- _DATASET ROWS_:

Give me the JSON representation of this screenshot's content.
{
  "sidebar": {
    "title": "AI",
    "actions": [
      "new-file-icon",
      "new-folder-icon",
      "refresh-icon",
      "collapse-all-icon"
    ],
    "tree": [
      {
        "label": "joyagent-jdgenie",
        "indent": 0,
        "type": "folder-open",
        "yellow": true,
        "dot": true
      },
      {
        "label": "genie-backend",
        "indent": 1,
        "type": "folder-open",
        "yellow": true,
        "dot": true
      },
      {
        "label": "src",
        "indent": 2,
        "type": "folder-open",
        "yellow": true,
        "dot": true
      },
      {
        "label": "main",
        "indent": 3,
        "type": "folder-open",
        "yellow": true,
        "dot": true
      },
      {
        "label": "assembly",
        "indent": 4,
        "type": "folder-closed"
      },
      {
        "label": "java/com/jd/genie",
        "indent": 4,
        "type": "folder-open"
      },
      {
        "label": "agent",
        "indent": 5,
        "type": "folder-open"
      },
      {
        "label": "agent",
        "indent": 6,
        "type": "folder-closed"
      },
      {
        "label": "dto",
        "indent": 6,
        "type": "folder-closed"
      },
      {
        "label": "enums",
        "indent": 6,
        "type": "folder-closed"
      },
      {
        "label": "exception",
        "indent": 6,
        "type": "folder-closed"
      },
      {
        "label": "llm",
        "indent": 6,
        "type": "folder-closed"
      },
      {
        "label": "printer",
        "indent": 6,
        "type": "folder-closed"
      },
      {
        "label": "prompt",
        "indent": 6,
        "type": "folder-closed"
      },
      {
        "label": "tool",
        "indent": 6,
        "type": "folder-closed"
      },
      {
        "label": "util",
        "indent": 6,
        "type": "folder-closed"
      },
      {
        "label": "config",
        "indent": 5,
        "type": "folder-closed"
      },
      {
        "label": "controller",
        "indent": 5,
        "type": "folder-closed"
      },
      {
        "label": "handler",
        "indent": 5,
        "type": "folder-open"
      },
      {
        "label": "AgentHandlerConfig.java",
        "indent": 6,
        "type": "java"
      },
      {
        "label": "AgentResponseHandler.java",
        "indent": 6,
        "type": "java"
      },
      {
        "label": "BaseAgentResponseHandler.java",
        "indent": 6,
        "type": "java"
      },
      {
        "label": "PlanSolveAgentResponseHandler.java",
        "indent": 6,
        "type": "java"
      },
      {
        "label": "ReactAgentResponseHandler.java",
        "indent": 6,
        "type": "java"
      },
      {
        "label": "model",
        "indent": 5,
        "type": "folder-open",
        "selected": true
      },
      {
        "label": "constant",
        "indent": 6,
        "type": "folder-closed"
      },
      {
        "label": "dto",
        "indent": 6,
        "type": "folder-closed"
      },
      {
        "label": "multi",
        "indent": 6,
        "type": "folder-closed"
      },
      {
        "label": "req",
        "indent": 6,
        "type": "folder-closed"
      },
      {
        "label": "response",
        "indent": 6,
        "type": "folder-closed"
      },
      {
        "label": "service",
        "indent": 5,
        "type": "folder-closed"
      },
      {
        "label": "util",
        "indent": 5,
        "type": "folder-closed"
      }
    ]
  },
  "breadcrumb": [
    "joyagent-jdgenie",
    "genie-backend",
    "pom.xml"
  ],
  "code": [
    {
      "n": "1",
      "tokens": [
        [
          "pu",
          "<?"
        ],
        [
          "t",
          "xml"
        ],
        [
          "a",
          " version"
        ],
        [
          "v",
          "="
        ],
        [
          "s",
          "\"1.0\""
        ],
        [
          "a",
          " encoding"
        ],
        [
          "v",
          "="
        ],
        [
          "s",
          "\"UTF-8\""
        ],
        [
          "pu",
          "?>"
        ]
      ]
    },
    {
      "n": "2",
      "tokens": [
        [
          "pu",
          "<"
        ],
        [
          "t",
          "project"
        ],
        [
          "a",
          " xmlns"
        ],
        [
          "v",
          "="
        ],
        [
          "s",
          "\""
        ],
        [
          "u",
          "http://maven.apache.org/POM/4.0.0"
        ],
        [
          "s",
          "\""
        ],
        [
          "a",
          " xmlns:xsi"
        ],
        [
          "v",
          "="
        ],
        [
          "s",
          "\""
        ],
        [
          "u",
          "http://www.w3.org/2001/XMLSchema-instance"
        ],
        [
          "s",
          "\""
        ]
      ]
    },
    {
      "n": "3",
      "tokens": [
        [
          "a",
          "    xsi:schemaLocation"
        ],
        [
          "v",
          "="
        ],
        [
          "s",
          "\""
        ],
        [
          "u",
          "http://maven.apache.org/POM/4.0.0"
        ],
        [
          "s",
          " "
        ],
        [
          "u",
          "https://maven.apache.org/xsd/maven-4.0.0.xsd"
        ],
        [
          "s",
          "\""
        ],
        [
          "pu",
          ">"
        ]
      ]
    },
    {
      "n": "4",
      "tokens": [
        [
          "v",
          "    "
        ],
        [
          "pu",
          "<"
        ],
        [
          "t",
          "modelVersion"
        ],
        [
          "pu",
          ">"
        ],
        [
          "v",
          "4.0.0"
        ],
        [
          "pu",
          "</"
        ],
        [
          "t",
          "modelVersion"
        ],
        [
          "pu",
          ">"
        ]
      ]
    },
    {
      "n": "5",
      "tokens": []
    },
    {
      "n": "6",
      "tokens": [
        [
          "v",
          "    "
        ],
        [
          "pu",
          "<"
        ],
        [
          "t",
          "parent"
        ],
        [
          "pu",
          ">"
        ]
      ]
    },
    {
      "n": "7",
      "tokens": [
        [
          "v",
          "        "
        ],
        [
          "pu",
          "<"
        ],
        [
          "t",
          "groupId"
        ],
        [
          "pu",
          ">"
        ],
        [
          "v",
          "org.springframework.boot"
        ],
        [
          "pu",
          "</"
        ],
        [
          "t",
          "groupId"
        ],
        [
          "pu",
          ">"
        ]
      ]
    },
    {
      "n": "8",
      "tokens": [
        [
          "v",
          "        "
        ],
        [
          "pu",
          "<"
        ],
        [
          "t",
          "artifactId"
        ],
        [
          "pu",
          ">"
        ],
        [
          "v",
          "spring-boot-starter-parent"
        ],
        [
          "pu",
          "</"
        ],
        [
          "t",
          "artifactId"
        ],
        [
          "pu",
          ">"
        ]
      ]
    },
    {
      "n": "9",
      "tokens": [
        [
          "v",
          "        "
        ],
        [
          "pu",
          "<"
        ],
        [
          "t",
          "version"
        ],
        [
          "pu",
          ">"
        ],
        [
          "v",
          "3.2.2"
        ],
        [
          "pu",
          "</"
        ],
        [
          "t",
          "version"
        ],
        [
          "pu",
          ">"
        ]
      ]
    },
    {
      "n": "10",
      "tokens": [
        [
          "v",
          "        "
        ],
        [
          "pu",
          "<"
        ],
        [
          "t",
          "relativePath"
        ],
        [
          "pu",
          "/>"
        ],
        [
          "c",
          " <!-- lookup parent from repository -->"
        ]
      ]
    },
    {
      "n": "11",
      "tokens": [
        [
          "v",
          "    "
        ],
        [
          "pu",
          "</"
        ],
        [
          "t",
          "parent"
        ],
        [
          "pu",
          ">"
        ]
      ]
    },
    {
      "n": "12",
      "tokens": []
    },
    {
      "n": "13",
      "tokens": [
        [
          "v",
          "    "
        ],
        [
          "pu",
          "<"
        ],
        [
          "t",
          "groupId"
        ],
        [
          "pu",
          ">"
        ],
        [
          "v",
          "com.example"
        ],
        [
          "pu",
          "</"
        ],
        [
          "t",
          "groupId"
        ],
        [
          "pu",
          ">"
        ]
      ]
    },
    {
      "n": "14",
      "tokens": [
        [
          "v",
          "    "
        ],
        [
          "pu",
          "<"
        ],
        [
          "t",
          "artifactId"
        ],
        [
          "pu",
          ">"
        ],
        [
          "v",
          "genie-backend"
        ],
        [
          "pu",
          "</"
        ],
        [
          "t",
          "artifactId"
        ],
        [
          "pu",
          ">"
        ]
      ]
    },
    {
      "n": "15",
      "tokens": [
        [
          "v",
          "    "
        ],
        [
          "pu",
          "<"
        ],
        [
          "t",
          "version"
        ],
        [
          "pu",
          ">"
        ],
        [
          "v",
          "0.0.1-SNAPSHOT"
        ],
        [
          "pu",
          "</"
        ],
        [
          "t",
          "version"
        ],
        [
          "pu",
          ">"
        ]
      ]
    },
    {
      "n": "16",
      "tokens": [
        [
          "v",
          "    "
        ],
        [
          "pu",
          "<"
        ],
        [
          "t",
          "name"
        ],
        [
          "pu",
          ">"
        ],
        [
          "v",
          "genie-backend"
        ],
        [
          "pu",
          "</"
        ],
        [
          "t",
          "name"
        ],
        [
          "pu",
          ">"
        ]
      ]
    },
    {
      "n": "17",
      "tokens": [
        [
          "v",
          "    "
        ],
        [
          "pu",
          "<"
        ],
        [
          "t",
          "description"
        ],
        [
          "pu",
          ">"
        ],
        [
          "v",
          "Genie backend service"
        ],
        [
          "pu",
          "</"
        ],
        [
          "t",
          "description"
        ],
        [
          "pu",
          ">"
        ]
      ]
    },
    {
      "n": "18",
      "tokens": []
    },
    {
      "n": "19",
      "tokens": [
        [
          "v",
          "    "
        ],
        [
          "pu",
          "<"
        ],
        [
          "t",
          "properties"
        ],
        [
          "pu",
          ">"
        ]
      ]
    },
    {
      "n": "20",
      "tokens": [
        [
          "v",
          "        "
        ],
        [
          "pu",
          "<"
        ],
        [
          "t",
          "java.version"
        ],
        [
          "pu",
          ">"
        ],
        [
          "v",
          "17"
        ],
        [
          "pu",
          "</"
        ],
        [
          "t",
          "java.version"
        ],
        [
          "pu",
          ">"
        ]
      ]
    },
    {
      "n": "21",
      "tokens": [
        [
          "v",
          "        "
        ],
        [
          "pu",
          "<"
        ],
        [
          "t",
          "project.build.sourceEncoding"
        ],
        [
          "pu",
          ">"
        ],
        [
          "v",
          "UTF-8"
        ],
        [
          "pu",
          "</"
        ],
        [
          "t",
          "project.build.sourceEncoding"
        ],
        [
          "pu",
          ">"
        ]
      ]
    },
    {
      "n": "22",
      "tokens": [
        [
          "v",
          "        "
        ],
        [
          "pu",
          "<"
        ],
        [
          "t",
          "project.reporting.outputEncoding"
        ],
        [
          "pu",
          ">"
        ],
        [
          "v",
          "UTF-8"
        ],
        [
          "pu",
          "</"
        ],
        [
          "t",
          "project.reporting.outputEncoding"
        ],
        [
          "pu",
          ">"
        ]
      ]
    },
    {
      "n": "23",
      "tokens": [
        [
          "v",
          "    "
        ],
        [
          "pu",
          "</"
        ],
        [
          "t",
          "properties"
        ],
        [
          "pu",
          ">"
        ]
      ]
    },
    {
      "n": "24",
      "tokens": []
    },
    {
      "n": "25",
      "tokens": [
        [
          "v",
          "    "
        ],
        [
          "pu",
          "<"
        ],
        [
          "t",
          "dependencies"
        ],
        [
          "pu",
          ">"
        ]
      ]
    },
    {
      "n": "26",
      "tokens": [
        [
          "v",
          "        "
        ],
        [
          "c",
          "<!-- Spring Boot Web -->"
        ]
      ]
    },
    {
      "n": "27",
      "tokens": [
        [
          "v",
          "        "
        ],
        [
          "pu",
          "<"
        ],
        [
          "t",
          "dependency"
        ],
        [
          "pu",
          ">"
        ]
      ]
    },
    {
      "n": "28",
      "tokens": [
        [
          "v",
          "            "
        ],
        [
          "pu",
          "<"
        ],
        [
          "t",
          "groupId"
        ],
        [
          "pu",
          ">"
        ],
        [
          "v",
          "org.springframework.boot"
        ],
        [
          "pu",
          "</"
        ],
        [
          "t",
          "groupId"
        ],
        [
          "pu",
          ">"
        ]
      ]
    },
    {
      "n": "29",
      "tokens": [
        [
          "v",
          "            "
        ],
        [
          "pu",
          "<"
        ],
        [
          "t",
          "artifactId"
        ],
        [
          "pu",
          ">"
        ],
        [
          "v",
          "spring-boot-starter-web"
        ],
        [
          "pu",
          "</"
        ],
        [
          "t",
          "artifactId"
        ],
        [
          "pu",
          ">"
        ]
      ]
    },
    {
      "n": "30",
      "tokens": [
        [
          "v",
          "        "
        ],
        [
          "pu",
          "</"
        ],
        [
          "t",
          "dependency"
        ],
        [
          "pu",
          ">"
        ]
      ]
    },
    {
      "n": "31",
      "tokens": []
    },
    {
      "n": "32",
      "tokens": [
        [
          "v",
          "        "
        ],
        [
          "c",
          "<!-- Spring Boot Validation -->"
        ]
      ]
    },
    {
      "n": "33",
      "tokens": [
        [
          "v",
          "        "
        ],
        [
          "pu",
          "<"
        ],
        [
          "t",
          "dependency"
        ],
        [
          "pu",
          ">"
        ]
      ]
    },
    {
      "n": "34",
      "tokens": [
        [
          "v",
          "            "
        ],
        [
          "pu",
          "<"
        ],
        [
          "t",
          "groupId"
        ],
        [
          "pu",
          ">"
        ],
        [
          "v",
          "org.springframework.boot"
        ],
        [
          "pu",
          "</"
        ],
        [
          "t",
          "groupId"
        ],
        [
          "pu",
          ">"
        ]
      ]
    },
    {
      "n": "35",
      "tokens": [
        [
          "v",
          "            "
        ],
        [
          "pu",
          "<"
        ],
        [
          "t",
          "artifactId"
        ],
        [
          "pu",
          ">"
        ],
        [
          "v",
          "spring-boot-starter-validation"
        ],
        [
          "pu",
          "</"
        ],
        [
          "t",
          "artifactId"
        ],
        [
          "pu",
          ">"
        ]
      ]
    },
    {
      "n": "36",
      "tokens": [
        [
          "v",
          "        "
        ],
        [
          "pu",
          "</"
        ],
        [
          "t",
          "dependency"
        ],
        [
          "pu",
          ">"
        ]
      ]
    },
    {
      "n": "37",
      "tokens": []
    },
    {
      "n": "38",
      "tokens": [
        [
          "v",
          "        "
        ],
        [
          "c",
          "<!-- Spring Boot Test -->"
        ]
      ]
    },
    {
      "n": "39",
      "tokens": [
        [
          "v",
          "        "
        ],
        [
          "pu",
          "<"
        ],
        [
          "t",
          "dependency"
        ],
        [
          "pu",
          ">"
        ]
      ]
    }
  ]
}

- _WHAT TO DO_: Locate the word "icon" in the records and collect each line it appears in.

- _COMPLETED TASK_:
      "new-file-icon",
      "new-folder-icon",
      "refresh-icon",
      "collapse-all-icon"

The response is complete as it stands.